Source data:

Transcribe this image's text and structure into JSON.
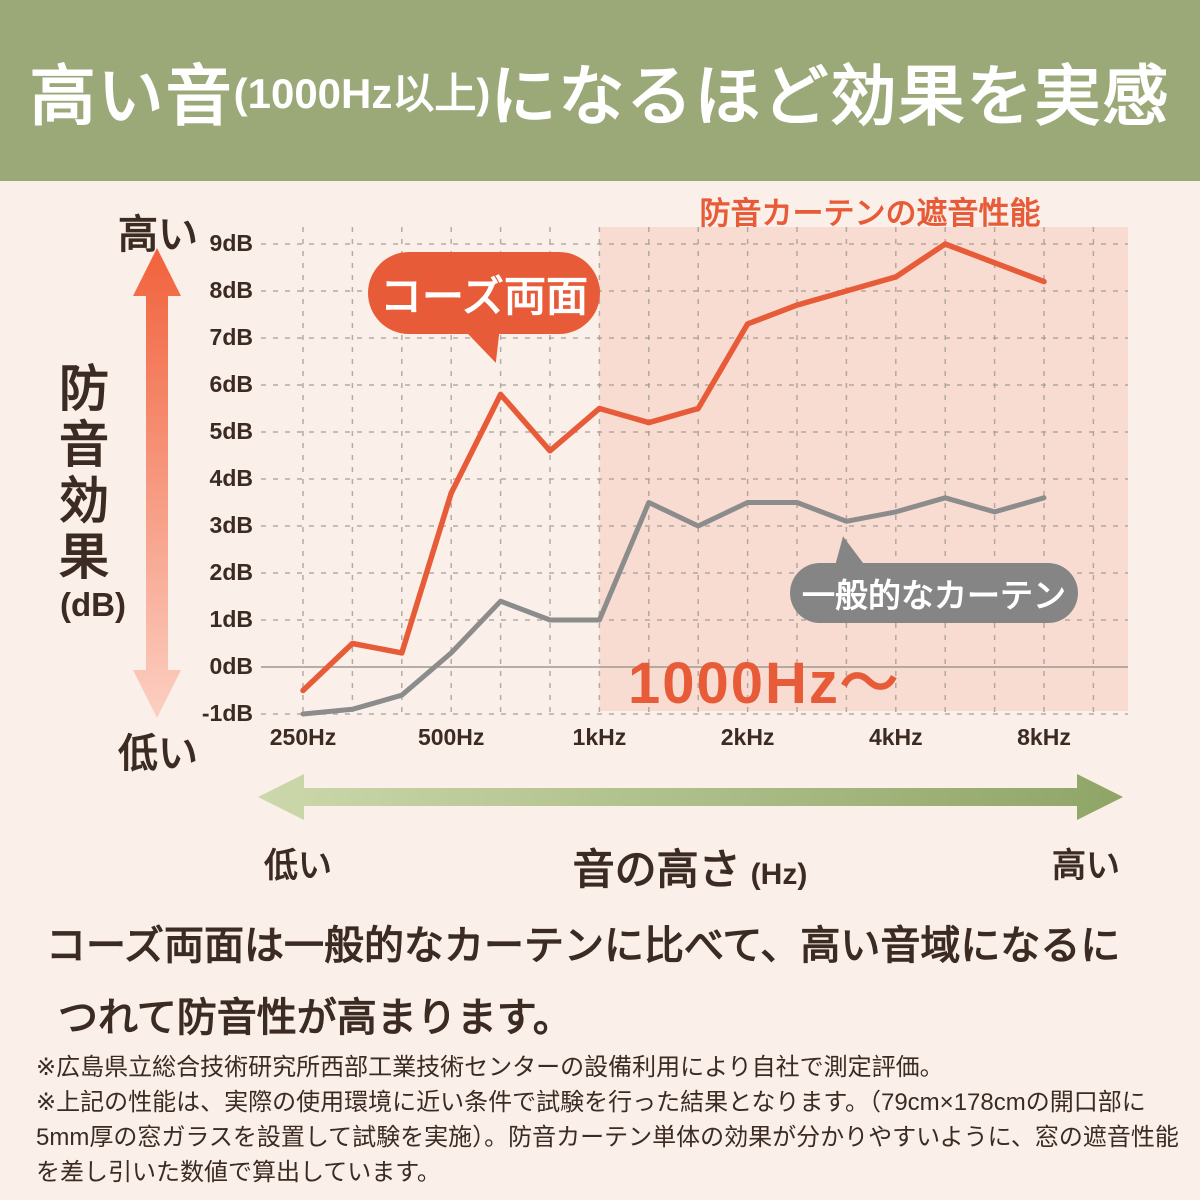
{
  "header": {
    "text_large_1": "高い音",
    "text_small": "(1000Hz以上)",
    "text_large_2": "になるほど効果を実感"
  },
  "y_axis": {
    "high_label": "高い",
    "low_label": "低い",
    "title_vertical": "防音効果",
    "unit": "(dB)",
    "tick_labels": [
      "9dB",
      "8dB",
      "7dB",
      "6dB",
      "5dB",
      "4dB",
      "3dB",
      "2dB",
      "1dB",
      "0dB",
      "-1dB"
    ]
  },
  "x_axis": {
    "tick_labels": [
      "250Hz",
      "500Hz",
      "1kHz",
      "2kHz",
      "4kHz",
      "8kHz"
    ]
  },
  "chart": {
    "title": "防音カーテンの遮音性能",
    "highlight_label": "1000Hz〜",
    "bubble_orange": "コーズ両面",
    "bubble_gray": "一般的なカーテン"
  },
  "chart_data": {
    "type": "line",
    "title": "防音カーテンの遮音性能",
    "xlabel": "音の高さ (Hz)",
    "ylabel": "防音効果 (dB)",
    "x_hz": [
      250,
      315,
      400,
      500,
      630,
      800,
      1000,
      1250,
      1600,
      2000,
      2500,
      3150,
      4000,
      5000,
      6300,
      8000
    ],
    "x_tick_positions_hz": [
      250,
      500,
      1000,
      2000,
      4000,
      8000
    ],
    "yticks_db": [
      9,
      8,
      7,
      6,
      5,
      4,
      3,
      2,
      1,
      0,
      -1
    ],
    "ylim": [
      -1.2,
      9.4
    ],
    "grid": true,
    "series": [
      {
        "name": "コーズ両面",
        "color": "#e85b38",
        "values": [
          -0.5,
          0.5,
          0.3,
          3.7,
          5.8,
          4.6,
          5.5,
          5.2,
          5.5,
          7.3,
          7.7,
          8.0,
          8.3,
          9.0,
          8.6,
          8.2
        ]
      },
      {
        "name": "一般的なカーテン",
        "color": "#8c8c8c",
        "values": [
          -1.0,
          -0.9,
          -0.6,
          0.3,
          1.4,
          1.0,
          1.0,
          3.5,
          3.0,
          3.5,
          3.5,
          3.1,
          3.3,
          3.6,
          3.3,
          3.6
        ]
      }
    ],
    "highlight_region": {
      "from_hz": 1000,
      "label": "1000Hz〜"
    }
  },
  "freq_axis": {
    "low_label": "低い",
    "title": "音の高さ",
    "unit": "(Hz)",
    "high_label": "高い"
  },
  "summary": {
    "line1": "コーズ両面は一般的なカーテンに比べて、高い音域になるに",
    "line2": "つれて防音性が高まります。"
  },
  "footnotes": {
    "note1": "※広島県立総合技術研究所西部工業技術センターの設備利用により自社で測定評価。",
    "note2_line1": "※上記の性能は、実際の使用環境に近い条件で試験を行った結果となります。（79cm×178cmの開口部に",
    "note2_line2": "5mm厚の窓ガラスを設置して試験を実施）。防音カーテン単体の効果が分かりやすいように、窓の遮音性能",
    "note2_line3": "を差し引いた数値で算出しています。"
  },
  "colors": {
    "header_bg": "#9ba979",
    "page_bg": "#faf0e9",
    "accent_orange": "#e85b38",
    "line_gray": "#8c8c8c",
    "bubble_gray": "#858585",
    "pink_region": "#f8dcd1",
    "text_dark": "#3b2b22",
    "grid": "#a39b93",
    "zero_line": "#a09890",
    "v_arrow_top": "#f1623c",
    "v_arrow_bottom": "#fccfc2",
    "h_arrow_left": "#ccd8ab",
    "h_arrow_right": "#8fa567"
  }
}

What the task asks:
Could you repeat all of the material exactly? Pictures should not be copied.

Written reply:
Transcribe this image's text and structure into JSON.
{
  "header": {
    "text_large_1": "高い音",
    "text_small": "(1000Hz以上)",
    "text_large_2": "になるほど効果を実感"
  },
  "y_axis": {
    "high_label": "高い",
    "low_label": "低い",
    "title_vertical": "防音効果",
    "unit": "(dB)",
    "tick_labels": [
      "9dB",
      "8dB",
      "7dB",
      "6dB",
      "5dB",
      "4dB",
      "3dB",
      "2dB",
      "1dB",
      "0dB",
      "-1dB"
    ]
  },
  "x_axis": {
    "tick_labels": [
      "250Hz",
      "500Hz",
      "1kHz",
      "2kHz",
      "4kHz",
      "8kHz"
    ]
  },
  "chart": {
    "title": "防音カーテンの遮音性能",
    "highlight_label": "1000Hz〜",
    "bubble_orange": "コーズ両面",
    "bubble_gray": "一般的なカーテン"
  },
  "chart_data": {
    "type": "line",
    "title": "防音カーテンの遮音性能",
    "xlabel": "音の高さ (Hz)",
    "ylabel": "防音効果 (dB)",
    "x_hz": [
      250,
      315,
      400,
      500,
      630,
      800,
      1000,
      1250,
      1600,
      2000,
      2500,
      3150,
      4000,
      5000,
      6300,
      8000
    ],
    "x_tick_positions_hz": [
      250,
      500,
      1000,
      2000,
      4000,
      8000
    ],
    "yticks_db": [
      9,
      8,
      7,
      6,
      5,
      4,
      3,
      2,
      1,
      0,
      -1
    ],
    "ylim": [
      -1.2,
      9.4
    ],
    "grid": true,
    "series": [
      {
        "name": "コーズ両面",
        "color": "#e85b38",
        "values": [
          -0.5,
          0.5,
          0.3,
          3.7,
          5.8,
          4.6,
          5.5,
          5.2,
          5.5,
          7.3,
          7.7,
          8.0,
          8.3,
          9.0,
          8.6,
          8.2
        ]
      },
      {
        "name": "一般的なカーテン",
        "color": "#8c8c8c",
        "values": [
          -1.0,
          -0.9,
          -0.6,
          0.3,
          1.4,
          1.0,
          1.0,
          3.5,
          3.0,
          3.5,
          3.5,
          3.1,
          3.3,
          3.6,
          3.3,
          3.6
        ]
      }
    ],
    "highlight_region": {
      "from_hz": 1000,
      "label": "1000Hz〜"
    }
  },
  "freq_axis": {
    "low_label": "低い",
    "title": "音の高さ",
    "unit": "(Hz)",
    "high_label": "高い"
  },
  "summary": {
    "line1": "コーズ両面は一般的なカーテンに比べて、高い音域になるに",
    "line2": "つれて防音性が高まります。"
  },
  "footnotes": {
    "note1": "※広島県立総合技術研究所西部工業技術センターの設備利用により自社で測定評価。",
    "note2_line1": "※上記の性能は、実際の使用環境に近い条件で試験を行った結果となります。（79cm×178cmの開口部に",
    "note2_line2": "5mm厚の窓ガラスを設置して試験を実施）。防音カーテン単体の効果が分かりやすいように、窓の遮音性能",
    "note2_line3": "を差し引いた数値で算出しています。"
  },
  "colors": {
    "header_bg": "#9ba979",
    "page_bg": "#faf0e9",
    "accent_orange": "#e85b38",
    "line_gray": "#8c8c8c",
    "bubble_gray": "#858585",
    "pink_region": "#f8dcd1",
    "text_dark": "#3b2b22",
    "grid": "#a39b93",
    "zero_line": "#a09890",
    "v_arrow_top": "#f1623c",
    "v_arrow_bottom": "#fccfc2",
    "h_arrow_left": "#ccd8ab",
    "h_arrow_right": "#8fa567"
  }
}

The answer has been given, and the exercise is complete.